+++ Extracted data +++

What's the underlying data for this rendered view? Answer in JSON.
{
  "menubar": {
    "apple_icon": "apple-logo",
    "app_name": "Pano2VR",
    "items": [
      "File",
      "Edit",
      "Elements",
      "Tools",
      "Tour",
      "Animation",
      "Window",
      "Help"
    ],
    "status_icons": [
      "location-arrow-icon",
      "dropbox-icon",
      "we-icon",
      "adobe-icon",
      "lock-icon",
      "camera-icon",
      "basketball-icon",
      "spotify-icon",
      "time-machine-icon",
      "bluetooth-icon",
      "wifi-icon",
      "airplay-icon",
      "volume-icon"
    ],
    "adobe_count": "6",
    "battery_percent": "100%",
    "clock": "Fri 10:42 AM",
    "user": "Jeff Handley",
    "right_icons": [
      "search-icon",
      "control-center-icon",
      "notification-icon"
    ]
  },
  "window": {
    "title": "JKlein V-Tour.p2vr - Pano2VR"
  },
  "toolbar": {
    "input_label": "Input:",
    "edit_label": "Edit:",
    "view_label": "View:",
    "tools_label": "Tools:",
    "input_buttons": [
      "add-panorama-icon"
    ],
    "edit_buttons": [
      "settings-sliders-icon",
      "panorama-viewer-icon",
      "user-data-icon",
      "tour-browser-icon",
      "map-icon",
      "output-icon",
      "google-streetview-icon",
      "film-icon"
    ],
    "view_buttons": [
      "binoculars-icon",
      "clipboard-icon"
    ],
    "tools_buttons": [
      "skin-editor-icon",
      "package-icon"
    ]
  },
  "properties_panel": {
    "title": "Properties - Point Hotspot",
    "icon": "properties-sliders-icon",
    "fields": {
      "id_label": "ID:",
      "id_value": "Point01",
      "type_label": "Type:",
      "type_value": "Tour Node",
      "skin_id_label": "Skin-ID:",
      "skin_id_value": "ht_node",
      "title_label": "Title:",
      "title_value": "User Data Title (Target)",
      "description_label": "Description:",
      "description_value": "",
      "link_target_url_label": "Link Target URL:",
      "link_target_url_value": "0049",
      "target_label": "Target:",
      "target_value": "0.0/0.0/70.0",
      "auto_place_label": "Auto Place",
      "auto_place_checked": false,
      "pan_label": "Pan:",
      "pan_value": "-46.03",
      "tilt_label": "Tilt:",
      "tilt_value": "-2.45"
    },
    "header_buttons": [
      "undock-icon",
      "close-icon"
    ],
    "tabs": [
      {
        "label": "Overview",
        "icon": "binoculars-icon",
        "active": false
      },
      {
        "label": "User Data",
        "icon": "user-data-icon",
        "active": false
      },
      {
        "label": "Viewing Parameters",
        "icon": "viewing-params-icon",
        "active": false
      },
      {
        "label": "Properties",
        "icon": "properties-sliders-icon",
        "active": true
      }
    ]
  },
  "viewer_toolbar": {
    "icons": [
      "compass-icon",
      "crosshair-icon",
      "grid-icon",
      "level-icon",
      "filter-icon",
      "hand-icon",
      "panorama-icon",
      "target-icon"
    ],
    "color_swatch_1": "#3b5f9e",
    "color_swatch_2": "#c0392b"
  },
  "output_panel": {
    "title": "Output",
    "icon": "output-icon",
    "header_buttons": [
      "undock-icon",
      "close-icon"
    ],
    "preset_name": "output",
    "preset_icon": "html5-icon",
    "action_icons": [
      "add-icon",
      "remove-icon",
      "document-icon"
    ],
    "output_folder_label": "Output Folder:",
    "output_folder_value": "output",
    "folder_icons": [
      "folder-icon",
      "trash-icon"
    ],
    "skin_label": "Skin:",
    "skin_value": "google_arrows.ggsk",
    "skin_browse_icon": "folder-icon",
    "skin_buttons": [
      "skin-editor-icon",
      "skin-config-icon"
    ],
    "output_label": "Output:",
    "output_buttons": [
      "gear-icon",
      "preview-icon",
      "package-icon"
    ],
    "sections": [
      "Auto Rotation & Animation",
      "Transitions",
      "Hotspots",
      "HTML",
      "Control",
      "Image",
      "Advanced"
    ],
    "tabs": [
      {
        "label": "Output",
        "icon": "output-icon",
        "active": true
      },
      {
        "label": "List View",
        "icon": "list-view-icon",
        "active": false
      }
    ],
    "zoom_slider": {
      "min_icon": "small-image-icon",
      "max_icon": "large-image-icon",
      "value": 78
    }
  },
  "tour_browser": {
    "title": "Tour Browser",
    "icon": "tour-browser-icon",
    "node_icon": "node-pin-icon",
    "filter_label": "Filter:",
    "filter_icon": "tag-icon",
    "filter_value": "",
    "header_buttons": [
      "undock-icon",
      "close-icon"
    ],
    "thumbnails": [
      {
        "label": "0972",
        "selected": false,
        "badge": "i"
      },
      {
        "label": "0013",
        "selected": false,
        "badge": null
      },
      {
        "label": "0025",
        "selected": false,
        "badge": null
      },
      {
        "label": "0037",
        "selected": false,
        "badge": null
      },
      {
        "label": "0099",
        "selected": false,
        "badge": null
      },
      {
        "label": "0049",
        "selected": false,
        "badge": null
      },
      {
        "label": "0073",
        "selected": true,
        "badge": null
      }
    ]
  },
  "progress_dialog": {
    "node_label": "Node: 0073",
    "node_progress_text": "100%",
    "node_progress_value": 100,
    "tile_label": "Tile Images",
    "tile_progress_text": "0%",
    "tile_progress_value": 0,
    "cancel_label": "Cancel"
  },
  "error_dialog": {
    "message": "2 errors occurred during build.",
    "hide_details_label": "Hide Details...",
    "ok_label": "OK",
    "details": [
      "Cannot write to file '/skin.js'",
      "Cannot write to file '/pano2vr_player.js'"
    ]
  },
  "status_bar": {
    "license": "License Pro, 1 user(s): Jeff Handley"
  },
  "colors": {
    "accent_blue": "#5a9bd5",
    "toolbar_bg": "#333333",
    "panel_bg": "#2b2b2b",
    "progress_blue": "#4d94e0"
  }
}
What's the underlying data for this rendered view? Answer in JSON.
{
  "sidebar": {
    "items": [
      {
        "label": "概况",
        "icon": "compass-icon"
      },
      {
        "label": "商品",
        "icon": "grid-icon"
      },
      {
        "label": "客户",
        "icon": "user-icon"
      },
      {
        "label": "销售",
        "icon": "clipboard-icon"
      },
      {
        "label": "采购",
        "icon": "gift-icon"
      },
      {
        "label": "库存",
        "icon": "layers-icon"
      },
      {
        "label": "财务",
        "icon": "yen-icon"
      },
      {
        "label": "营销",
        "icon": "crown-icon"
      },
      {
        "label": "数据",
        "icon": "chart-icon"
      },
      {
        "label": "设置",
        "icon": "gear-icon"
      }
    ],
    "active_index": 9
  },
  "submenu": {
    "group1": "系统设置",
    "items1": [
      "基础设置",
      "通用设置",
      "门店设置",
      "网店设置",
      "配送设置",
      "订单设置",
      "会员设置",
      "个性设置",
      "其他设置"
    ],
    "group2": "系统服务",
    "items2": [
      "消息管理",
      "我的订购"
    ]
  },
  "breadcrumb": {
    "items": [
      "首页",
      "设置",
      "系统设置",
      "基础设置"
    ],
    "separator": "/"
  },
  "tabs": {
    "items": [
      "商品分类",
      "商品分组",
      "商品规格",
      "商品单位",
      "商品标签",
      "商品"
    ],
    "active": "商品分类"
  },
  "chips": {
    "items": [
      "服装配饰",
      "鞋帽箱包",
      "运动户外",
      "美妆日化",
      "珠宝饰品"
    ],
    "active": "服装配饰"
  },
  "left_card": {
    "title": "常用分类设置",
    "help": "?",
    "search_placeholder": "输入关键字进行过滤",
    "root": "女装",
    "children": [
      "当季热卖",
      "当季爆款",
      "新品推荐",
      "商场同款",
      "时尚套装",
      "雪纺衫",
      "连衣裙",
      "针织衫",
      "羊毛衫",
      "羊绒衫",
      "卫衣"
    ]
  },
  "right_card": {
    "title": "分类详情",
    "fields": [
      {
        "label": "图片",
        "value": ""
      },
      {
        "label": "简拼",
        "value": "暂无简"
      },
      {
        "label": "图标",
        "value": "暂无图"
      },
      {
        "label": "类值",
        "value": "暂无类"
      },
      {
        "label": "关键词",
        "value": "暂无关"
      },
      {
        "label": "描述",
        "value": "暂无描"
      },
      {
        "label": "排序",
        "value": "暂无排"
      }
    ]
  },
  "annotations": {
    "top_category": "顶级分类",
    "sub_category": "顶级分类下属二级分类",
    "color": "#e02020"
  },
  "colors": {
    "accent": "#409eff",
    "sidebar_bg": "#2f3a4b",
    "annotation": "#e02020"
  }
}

+++

#### Goal
Out of the records, collect only those lines that contain the string "Cannot".

#### Answer for the task
      "Cannot write to file '/skin.js'",
      "Cannot write to file '/pano2vr_player.js'"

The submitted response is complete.